**TASK OBJECTIVE**:
Every line of the listing must be reproduced as it stands. Leave the images behind.

**RECORDS TO PROCESS**:
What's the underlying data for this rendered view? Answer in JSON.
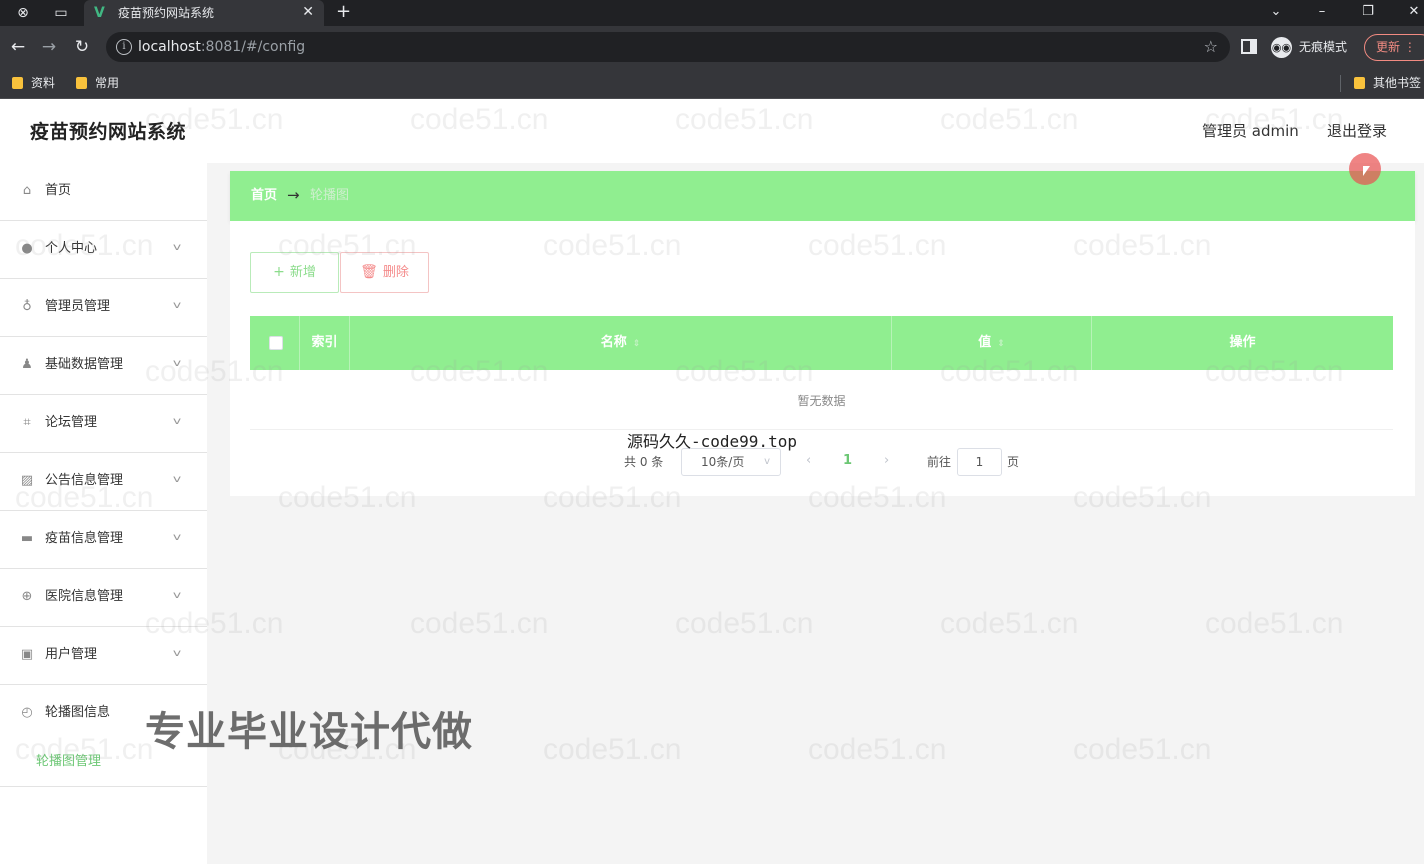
{
  "browser": {
    "tab_title": "疫苗预约网站系统",
    "tab_favicon": "V",
    "url_host": "localhost",
    "url_rest": ":8081/#/config",
    "incognito_label": "无痕模式",
    "update_label": "更新",
    "bookmarks": [
      "资料",
      "常用"
    ],
    "other_bookmarks": "其他书签"
  },
  "header": {
    "title": "疫苗预约网站系统",
    "user": "管理员 admin",
    "logout": "退出登录"
  },
  "sidebar": {
    "items": [
      {
        "label": "首页",
        "icon": "home-icon",
        "expandable": false
      },
      {
        "label": "个人中心",
        "icon": "user-icon",
        "expandable": true
      },
      {
        "label": "管理员管理",
        "icon": "microphone-icon",
        "expandable": true
      },
      {
        "label": "基础数据管理",
        "icon": "person-icon",
        "expandable": true
      },
      {
        "label": "论坛管理",
        "icon": "crop-icon",
        "expandable": true
      },
      {
        "label": "公告信息管理",
        "icon": "chart-icon",
        "expandable": true
      },
      {
        "label": "疫苗信息管理",
        "icon": "monitor-icon",
        "expandable": true
      },
      {
        "label": "医院信息管理",
        "icon": "globe-icon",
        "expandable": true
      },
      {
        "label": "用户管理",
        "icon": "clipboard-icon",
        "expandable": true
      },
      {
        "label": "轮播图信息",
        "icon": "compass-icon",
        "expandable": false
      }
    ],
    "sub_item": "轮播图管理"
  },
  "breadcrumb": {
    "home": "首页",
    "arrow": "→",
    "current": "轮播图"
  },
  "toolbar": {
    "add": "新增",
    "delete": "删除"
  },
  "table": {
    "columns": [
      "索引",
      "名称",
      "值",
      "操作"
    ],
    "empty": "暂无数据"
  },
  "pagination": {
    "total": "共 0 条",
    "page_size": "10条/页",
    "current_page": "1",
    "goto": "前往",
    "goto_value": "1",
    "page_suffix": "页"
  },
  "overlays": {
    "watermark": "code51.cn",
    "caption": "源码久久-code99.top",
    "banner": "专业毕业设计代做"
  },
  "colors": {
    "accent": "#90ee90",
    "accent_text": "#6cc774",
    "danger": "#f48a8a"
  }
}
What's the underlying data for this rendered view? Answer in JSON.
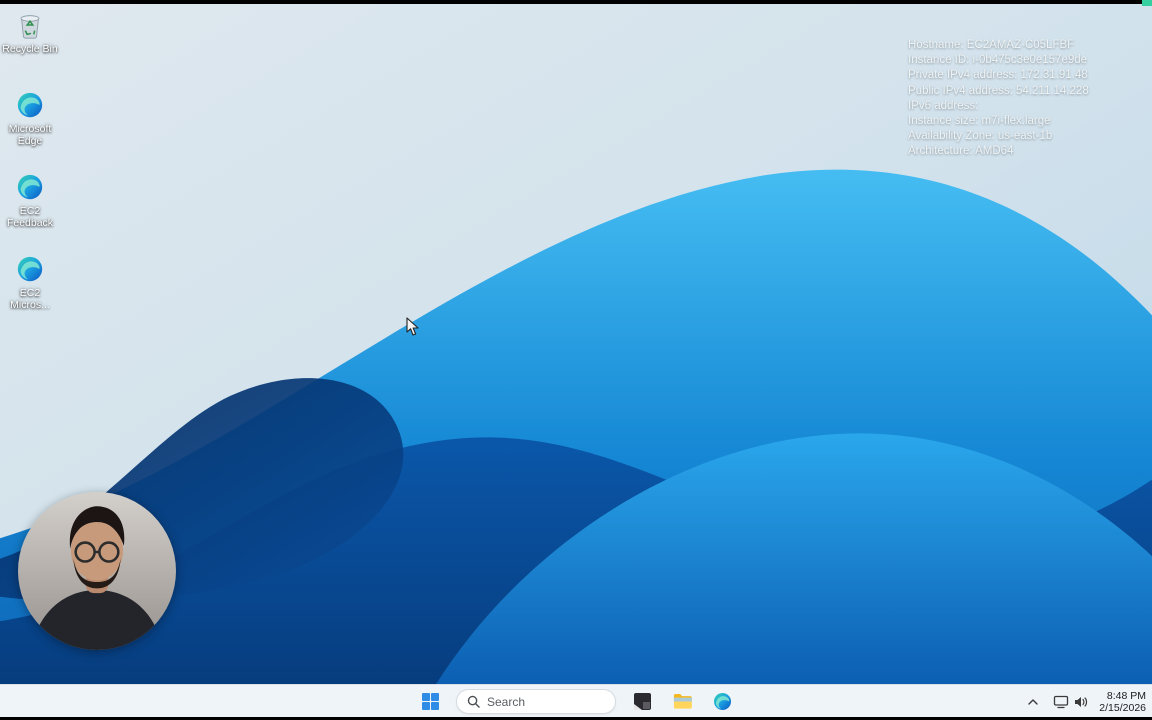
{
  "desktop": {
    "icons": [
      {
        "label": "Recycle Bin",
        "icon": "recycle-bin-icon"
      },
      {
        "label": "Microsoft Edge",
        "icon": "edge-icon"
      },
      {
        "label": "EC2 Feedback",
        "icon": "edge-icon"
      },
      {
        "label": "EC2 Micros...",
        "icon": "edge-icon"
      }
    ],
    "instance_info": {
      "lines": [
        "Hostname: EC2AMAZ-C05LFBF",
        "Instance ID: i-0b475c3e0e157e9de",
        "Private IPv4 address: 172.31.91.48",
        "Public IPv4 address: 54.211.14.228",
        "IPv6 address:",
        "Instance size: m7i-flex.large",
        "Availability Zone: us-east-1b",
        "Architecture: AMD64"
      ]
    }
  },
  "taskbar": {
    "search_placeholder": "Search",
    "tray": {
      "time": "8:48 PM",
      "date": "2/15/2026"
    }
  },
  "icons": {
    "start": "windows-logo",
    "search": "magnifier",
    "dark_app": "dark-window",
    "file_explorer": "folder",
    "edge": "edge-swirl",
    "tray_chevron": "chevron-up",
    "network": "monitor",
    "volume": "speaker",
    "recycle_bin": "trash-can",
    "cursor": "arrow-pointer",
    "webcam": "circular-webcam-feed"
  },
  "colors": {
    "taskbar_bg": "#eff4f9",
    "wallpaper_deep_blue": "#063a7a",
    "wallpaper_bright_blue": "#45bdf2",
    "info_text": "#eef3f5",
    "recording_dot": "#35d0a0"
  }
}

**FINISHED TASK**:
What's the underlying data for this rendered view? Answer in JSON.
{
  "browser": {
    "tab_title": "疫苗预约网站系统",
    "tab_favicon": "V",
    "url_host": "localhost",
    "url_rest": ":8081/#/config",
    "incognito_label": "无痕模式",
    "update_label": "更新",
    "bookmarks": [
      "资料",
      "常用"
    ],
    "other_bookmarks": "其他书签"
  },
  "header": {
    "title": "疫苗预约网站系统",
    "user": "管理员 admin",
    "logout": "退出登录"
  },
  "sidebar": {
    "items": [
      {
        "label": "首页",
        "icon": "home-icon",
        "expandable": false
      },
      {
        "label": "个人中心",
        "icon": "user-icon",
        "expandable": true
      },
      {
        "label": "管理员管理",
        "icon": "microphone-icon",
        "expandable": true
      },
      {
        "label": "基础数据管理",
        "icon": "person-icon",
        "expandable": true
      },
      {
        "label": "论坛管理",
        "icon": "crop-icon",
        "expandable": true
      },
      {
        "label": "公告信息管理",
        "icon": "chart-icon",
        "expandable": true
      },
      {
        "label": "疫苗信息管理",
        "icon": "monitor-icon",
        "expandable": true
      },
      {
        "label": "医院信息管理",
        "icon": "globe-icon",
        "expandable": true
      },
      {
        "label": "用户管理",
        "icon": "clipboard-icon",
        "expandable": true
      },
      {
        "label": "轮播图信息",
        "icon": "compass-icon",
        "expandable": false
      }
    ],
    "sub_item": "轮播图管理"
  },
  "breadcrumb": {
    "home": "首页",
    "arrow": "→",
    "current": "轮播图"
  },
  "toolbar": {
    "add": "新增",
    "delete": "删除"
  },
  "table": {
    "columns": [
      "索引",
      "名称",
      "值",
      "操作"
    ],
    "empty": "暂无数据"
  },
  "pagination": {
    "total": "共 0 条",
    "page_size": "10条/页",
    "current_page": "1",
    "goto": "前往",
    "goto_value": "1",
    "page_suffix": "页"
  },
  "overlays": {
    "watermark": "code51.cn",
    "caption": "源码久久-code99.top",
    "banner": "专业毕业设计代做"
  },
  "colors": {
    "accent": "#90ee90",
    "accent_text": "#6cc774",
    "danger": "#f48a8a"
  }
}
What's the underlying data for this rendered view? Answer in JSON.
{
  "desktop": {
    "icons": [
      {
        "label": "Recycle Bin",
        "icon": "recycle-bin-icon"
      },
      {
        "label": "Microsoft Edge",
        "icon": "edge-icon"
      },
      {
        "label": "EC2 Feedback",
        "icon": "edge-icon"
      },
      {
        "label": "EC2 Micros...",
        "icon": "edge-icon"
      }
    ],
    "instance_info": {
      "lines": [
        "Hostname: EC2AMAZ-C05LFBF",
        "Instance ID: i-0b475c3e0e157e9de",
        "Private IPv4 address: 172.31.91.48",
        "Public IPv4 address: 54.211.14.228",
        "IPv6 address:",
        "Instance size: m7i-flex.large",
        "Availability Zone: us-east-1b",
        "Architecture: AMD64"
      ]
    }
  },
  "taskbar": {
    "search_placeholder": "Search",
    "tray": {
      "time": "8:48 PM",
      "date": "2/15/2026"
    }
  },
  "icons": {
    "start": "windows-logo",
    "search": "magnifier",
    "dark_app": "dark-window",
    "file_explorer": "folder",
    "edge": "edge-swirl",
    "tray_chevron": "chevron-up",
    "network": "monitor",
    "volume": "speaker",
    "recycle_bin": "trash-can",
    "cursor": "arrow-pointer",
    "webcam": "circular-webcam-feed"
  },
  "colors": {
    "taskbar_bg": "#eff4f9",
    "wallpaper_deep_blue": "#063a7a",
    "wallpaper_bright_blue": "#45bdf2",
    "info_text": "#eef3f5",
    "recording_dot": "#35d0a0"
  }
}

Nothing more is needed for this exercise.